Record extracts:
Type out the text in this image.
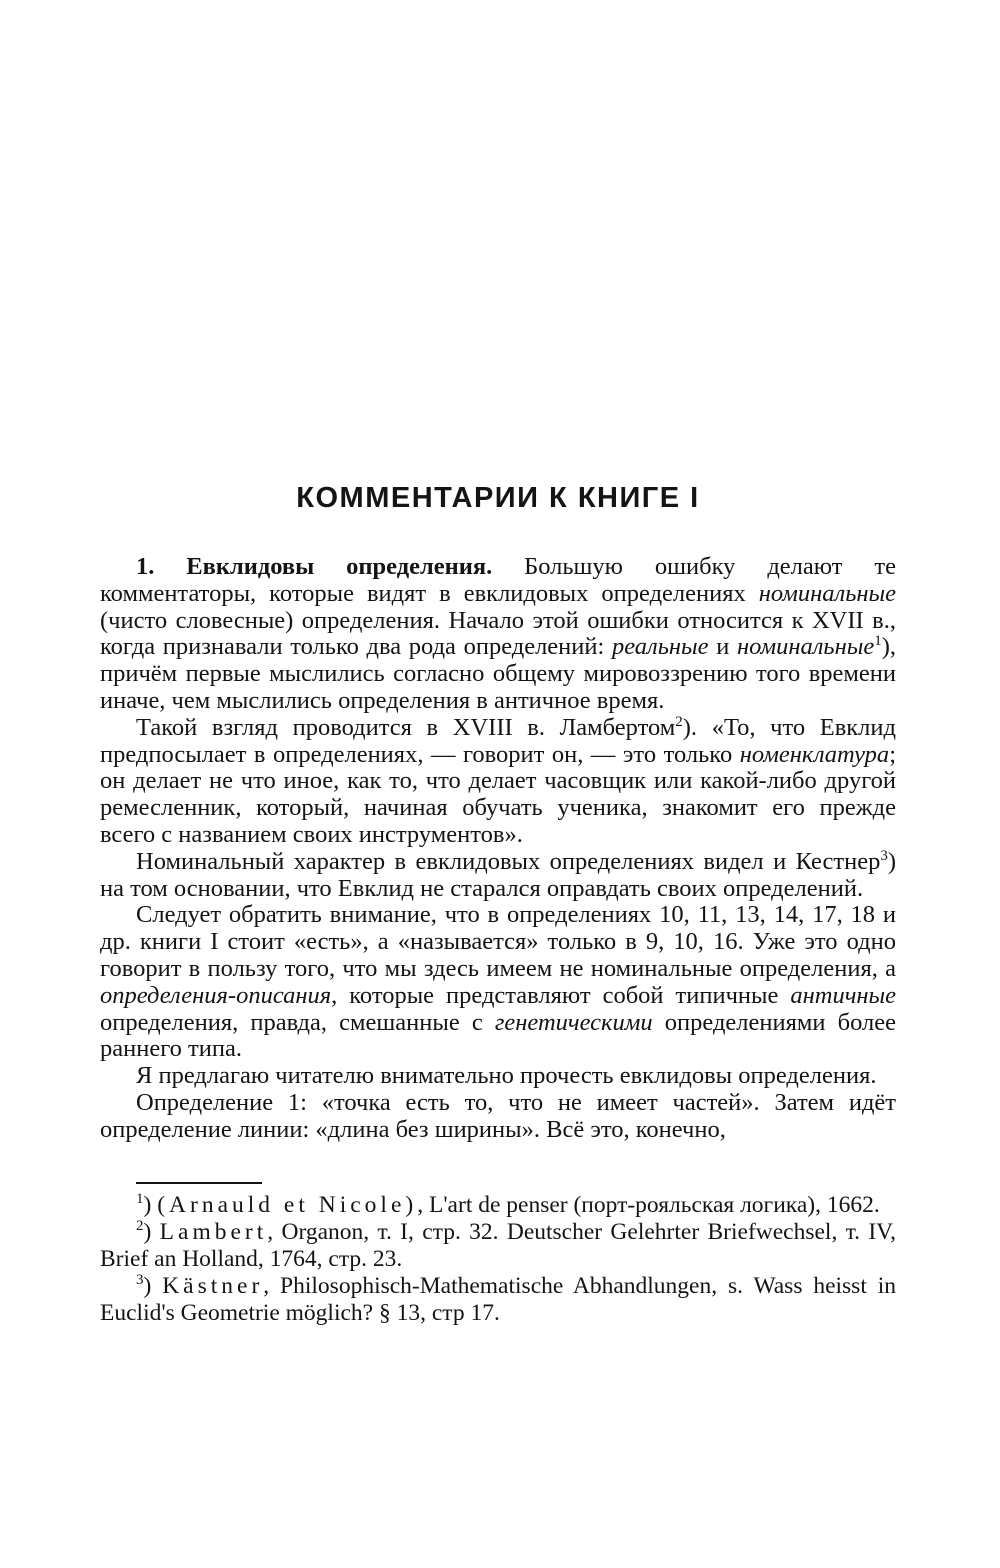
КОММЕНТАРИИ К КНИГЕ I

1. Евклидовы определения. Большую ошибку делают те комментаторы, которые видят в евклидовых определениях номинальные (чисто словесные) определения. Начало этой ошибки относится к XVII в., когда признавали только два рода определений: реальные и номинальные$^1$), причём первые мыслились согласно общему мировоззрению того времени иначе, чем мыслились определения в античное время.

Такой взгляд проводится в XVIII в. Ламбертом$^2$). «То, что Евклид предпосылает в определениях, — говорит он, — это только номенклатура; он делает не что иное, как то, что делает часовщик или какой-либо другой ремесленник, который, начиная обучать ученика, знакомит его прежде всего с названием своих инструментов».

Номинальный характер в евклидовых определениях видел и Кестнер$^3$) на том основании, что Евклид не старался оправдать своих определений.

Следует обратить внимание, что в определениях 10, 11, 13, 14, 17, 18 и др. книги I стоит «есть», а «называется» только в 9, 10, 16. Уже это одно говорит в пользу того, что мы здесь имеем не номинальные определения, а определения-описания, которые представляют собой типичные античные определения, правда, смешанные с генетическими определениями более раннего типа.

Я предлагаю читателю внимательно прочесть евклидовы определения.

Определение 1: «точка есть то, что не имеет частей». Затем идёт определение линии: «длина без ширины». Всё это, конечно,

$^1$) (Arnauld et Nicole), L'art de penser (порт-рояльская логика), 1662.

$^2$) Lambert, Organon, т. I, стр. 32. Deutscher Gelehrter Briefwechsel, т. IV, Brief an Holland, 1764, стр. 23.

$^3$) Kästner, Philosophisch-Mathematische Abhandlungen, s. Wass heisst in Euclid's Geometrie möglich? § 13, стр 17.
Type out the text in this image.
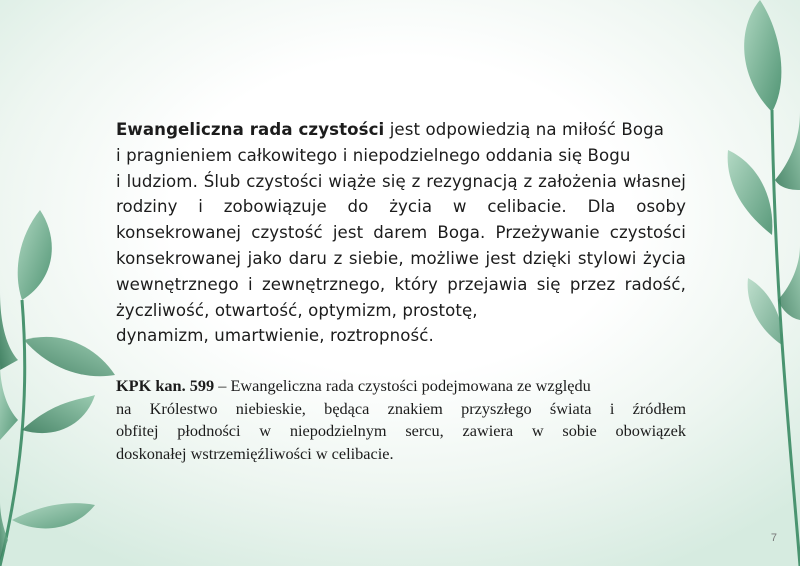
Ewangeliczna rada czystości jest odpowiedzią na miłość Boga
i pragnieniem całkowitego i niepodzielnego oddania się Bogu
i ludziom. Ślub czystości wiąże się z rezygnacją z założenia własnej
rodziny i zobowiązuje do życia w celibacie. Dla osoby
konsekrowanej czystość jest darem Boga. Przeżywanie czystości
konsekrowanej jako daru z siebie, możliwe jest dzięki stylowi życia
wewnętrznego i zewnętrznego, który przejawia się przez radość,
życzliwość, otwartość, optymizm, prostotę,
dynamizm, umartwienie, roztropność.

KPK kan. 599 – Ewangeliczna rada czystości podejmowana ze względu
na Królestwo niebieskie, będąca znakiem przyszłego świata i źródłem
obfitej płodności w niepodzielnym sercu, zawiera w sobie obowiązek
doskonałej wstrzemięźliwości w celibacie.

7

The exercise: Pictures excluded, quote all the data above exactly.

Answer to the exercise:
Type out the text in this image.
КОММЕНТАРИИ К КНИГЕ I

1. Евклидовы определения. Большую ошибку делают те комментаторы, которые видят в евклидовых определениях номинальные (чисто словесные) определения. Начало этой ошибки относится к XVII в., когда признавали только два рода определений: реальные и номинальные$^1$), причём первые мыслились согласно общему мировоззрению того времени иначе, чем мыслились определения в античное время.

Такой взгляд проводится в XVIII в. Ламбертом$^2$). «То, что Евклид предпосылает в определениях, — говорит он, — это только номенклатура; он делает не что иное, как то, что делает часовщик или какой-либо другой ремесленник, который, начиная обучать ученика, знакомит его прежде всего с названием своих инструментов».

Номинальный характер в евклидовых определениях видел и Кестнер$^3$) на том основании, что Евклид не старался оправдать своих определений.

Следует обратить внимание, что в определениях 10, 11, 13, 14, 17, 18 и др. книги I стоит «есть», а «называется» только в 9, 10, 16. Уже это одно говорит в пользу того, что мы здесь имеем не номинальные определения, а определения-описания, которые представляют собой типичные античные определения, правда, смешанные с генетическими определениями более раннего типа.

Я предлагаю читателю внимательно прочесть евклидовы определения.

Определение 1: «точка есть то, что не имеет частей». Затем идёт определение линии: «длина без ширины». Всё это, конечно,

$^1$) (Arnauld et Nicole), L'art de penser (порт-рояльская логика), 1662.

$^2$) Lambert, Organon, т. I, стр. 32. Deutscher Gelehrter Briefwechsel, т. IV, Brief an Holland, 1764, стр. 23.

$^3$) Kästner, Philosophisch-Mathematische Abhandlungen, s. Wass heisst in Euclid's Geometrie möglich? § 13, стр 17.
Type out the text in this image.
Ewangeliczna rada czystości jest odpowiedzią na miłość Boga
i pragnieniem całkowitego i niepodzielnego oddania się Bogu
i ludziom. Ślub czystości wiąże się z rezygnacją z założenia własnej
rodziny i zobowiązuje do życia w celibacie. Dla osoby
konsekrowanej czystość jest darem Boga. Przeżywanie czystości
konsekrowanej jako daru z siebie, możliwe jest dzięki stylowi życia
wewnętrznego i zewnętrznego, który przejawia się przez radość,
życzliwość, otwartość, optymizm, prostotę,
dynamizm, umartwienie, roztropność.

KPK kan. 599 – Ewangeliczna rada czystości podejmowana ze względu
na Królestwo niebieskie, będąca znakiem przyszłego świata i źródłem
obfitej płodności w niepodzielnym sercu, zawiera w sobie obowiązek
doskonałej wstrzemięźliwości w celibacie.

7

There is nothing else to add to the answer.